Document text:
##########

Mostly Unlearning

Mostly Unlearning

Welcome to Mostly Unlearning, a newsletter that amplifies accessibility and disability voices towards more impactful commercial and human outcomes.


A bit of background. The why.

A little over a year ago, I stepped across from customer experience transformation into leading accessibility strategy and transformation. It's been a huge learning and unlearning curve. I've devoured research reports, frameworks and models. I've used tried and tested approaches with mixed success. I've tried new techniques, again with mixed success.

Even after a decade of customer experience research, design, transformation and having a disability myself, I find myself in the magical place of rapidly learning.

Mostly unlearning.


Social post from Adam Grant. Image reads It takes curiosity to learn. It takes courage to unlearn. Learning requires the humility to admit what you don't know today. Unlearning requires the integrity to admit that you were wrong yesterday. Learning is how you evolve. Unlearning is how you keep up as the world evolves.

##########

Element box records
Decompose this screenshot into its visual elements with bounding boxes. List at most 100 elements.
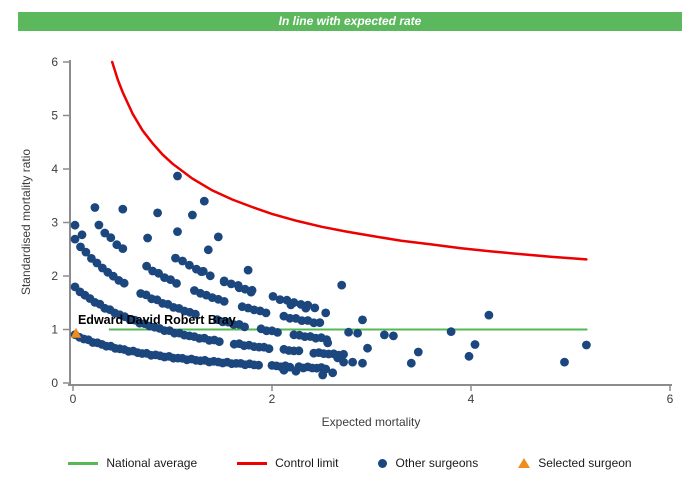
other-surgeon-point[interactable] [213,232,223,242]
other-surgeon-point[interactable] [118,244,128,254]
other-surgeon-point[interactable] [358,358,367,368]
other-surgeon-point[interactable] [380,330,389,340]
other-surgeon-point[interactable] [344,327,353,337]
other-surgeon-point[interactable] [191,309,200,319]
y-axis-tick-label: 6 [51,55,58,69]
selected-surgeon-marker[interactable] [70,327,82,338]
other-surgeon-point[interactable] [70,234,80,244]
other-surgeon-point[interactable] [219,297,229,306]
other-surgeon-point[interactable] [234,283,244,293]
other-surgeon-point[interactable] [142,261,152,271]
other-surgeon-point[interactable] [100,228,110,238]
other-surgeon-point[interactable] [321,308,331,318]
other-surgeon-point[interactable] [106,233,116,243]
x-axis-tick-label: 6 [667,392,674,406]
other-surgeon-point[interactable] [199,196,209,206]
other-surgeon-point[interactable] [94,220,104,230]
legend-label: Selected surgeon [538,456,632,470]
y-axis-tick-label: 1 [51,323,58,337]
legend-item-other-surgeons: Other surgeons [378,456,478,470]
x-axis-title: Expected mortality [322,415,421,429]
other-surgeons-points [70,171,591,380]
other-surgeon-point[interactable] [328,368,338,378]
other-surgeon-point[interactable] [470,340,480,349]
other-surgeon-point[interactable] [389,331,398,341]
other-surgeon-point[interactable] [173,171,182,181]
y-axis-tick-label: 3 [51,216,58,230]
other-surgeon-point[interactable] [185,260,194,270]
other-surgeon-point[interactable] [291,366,301,376]
selected-surgeon-label: Edward David Robert Bray [78,313,236,327]
x-axis-tick-label: 2 [269,392,276,406]
other-surgeon-point[interactable] [358,315,367,325]
legend-item-control-limit: Control limit [237,456,338,470]
chart-legend: National average Control limit Other sur… [0,456,700,470]
other-surgeon-point[interactable] [153,208,163,218]
other-surgeon-point[interactable] [143,233,153,243]
status-banner: In line with expected rate [18,12,682,31]
other-surgeon-point[interactable] [560,357,569,367]
other-surgeon-point[interactable] [273,328,282,337]
other-surgeon-point[interactable] [363,343,372,353]
other-surgeon-point[interactable] [264,344,274,354]
other-surgeon-point[interactable] [294,346,304,356]
other-surgeon-point[interactable] [348,357,357,367]
other-surgeons-dot-icon [378,458,388,468]
other-surgeon-point[interactable] [582,340,591,350]
other-surgeon-point[interactable] [188,210,197,220]
other-surgeon-point[interactable] [243,265,253,275]
other-surgeon-point[interactable] [197,267,206,277]
legend-label: Control limit [275,456,339,470]
other-surgeon-point[interactable] [90,203,100,212]
control-limit-line-icon [237,461,268,465]
other-surgeon-point[interactable] [333,353,343,363]
other-surgeon-point[interactable] [119,278,129,288]
other-surgeon-point[interactable] [337,280,347,290]
other-surgeon-point[interactable] [315,318,325,327]
other-surgeon-point[interactable] [246,287,256,297]
other-surgeon-point[interactable] [240,322,250,332]
other-surgeon-point[interactable] [268,292,278,301]
other-surgeon-point[interactable] [310,303,320,313]
other-surgeon-point[interactable] [484,310,494,320]
legend-label: Other surgeons [395,456,479,470]
other-surgeon-point[interactable] [301,303,311,313]
selected-surgeon-triangle-icon [518,458,531,468]
legend-item-national-average: National average [68,456,197,470]
other-surgeon-point[interactable] [275,295,285,304]
other-surgeon-point[interactable] [70,220,80,230]
other-surgeon-point[interactable] [279,365,289,375]
other-surgeon-point[interactable] [406,358,416,368]
status-banner-text: In line with expected rate [278,14,422,28]
other-surgeon-point[interactable] [286,300,296,310]
other-surgeon-point[interactable] [173,227,182,237]
y-axis-tick-label: 0 [51,376,58,390]
other-surgeon-point[interactable] [178,256,187,266]
x-axis-tick-label: 4 [468,392,475,406]
other-surgeon-point[interactable] [81,247,91,257]
other-surgeon-point[interactable] [413,347,423,357]
other-surgeon-point[interactable] [318,370,328,380]
y-axis-tick-label: 2 [51,269,58,283]
x-axis-tick-label: 0 [70,392,77,406]
other-surgeon-point[interactable] [171,253,180,263]
other-surgeon-point[interactable] [464,351,474,361]
other-surgeon-point[interactable] [219,277,229,287]
other-surgeon-point[interactable] [254,360,263,370]
control-limit-line [110,60,588,261]
other-surgeon-point[interactable] [205,271,215,281]
y-axis-tick-label: 4 [51,162,58,176]
other-surgeon-point[interactable] [214,337,224,346]
other-surgeon-point[interactable] [172,279,181,288]
other-surgeon-point[interactable] [226,279,236,289]
other-surgeon-point[interactable] [261,308,271,318]
other-surgeon-point[interactable] [446,327,456,336]
other-surgeon-point[interactable] [203,245,213,255]
other-surgeon-point[interactable] [77,230,87,240]
other-surgeon-point[interactable] [118,204,128,214]
other-surgeon-point[interactable] [353,328,362,338]
other-surgeon-point[interactable] [323,338,333,348]
legend-item-selected-surgeon: Selected surgeon [518,456,632,470]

##########

Exercise task 1:
Decide whether each statement agrees with the newsletter introduction, answering yes or no and quoting the deciding words: (a) The author moved from customer experience transformation into accessibility strategy a little over a year ago. (b) The author found that tried and tested approaches worked consistently. (c) The author has a disability.
Exercise task 2:
Extract the stretch of the newsletter introduction from "A bit of background." through "the world evolves.".
These rows come from a separate source, unrelated to the newsletter introduction.

Correct output 1:
(a) Yes: "A little over a year ago, I stepped across from customer experience transformation into leading accessibility strategy and transformation."
(b) No: "I've used tried and tested approaches with mixed success."
(c) Yes: "having a disability myself"

Correct output 2:
A bit of background. The why.

A little over a year ago, I stepped across from customer experience transformation into leading accessibility strategy and transformation. It's been a huge learning and unlearning curve. I've devoured research reports, frameworks and models. I've used tried and tested approaches with mixed success. I've tried new techniques, again with mixed success.

Even after a decade of customer experience research, design, transformation and having a disability myself, I find myself in the magical place of rapidly learning.

Mostly unlearning.


Social post from Adam Grant. Image reads It takes curiosity to learn. It takes courage to unlearn. Learning requires the humility to admit what you don't know today. Unlearning requires the integrity to admit that you were wrong yesterday. Learning is how you evolve. Unlearning is how you keep up as the world evolves.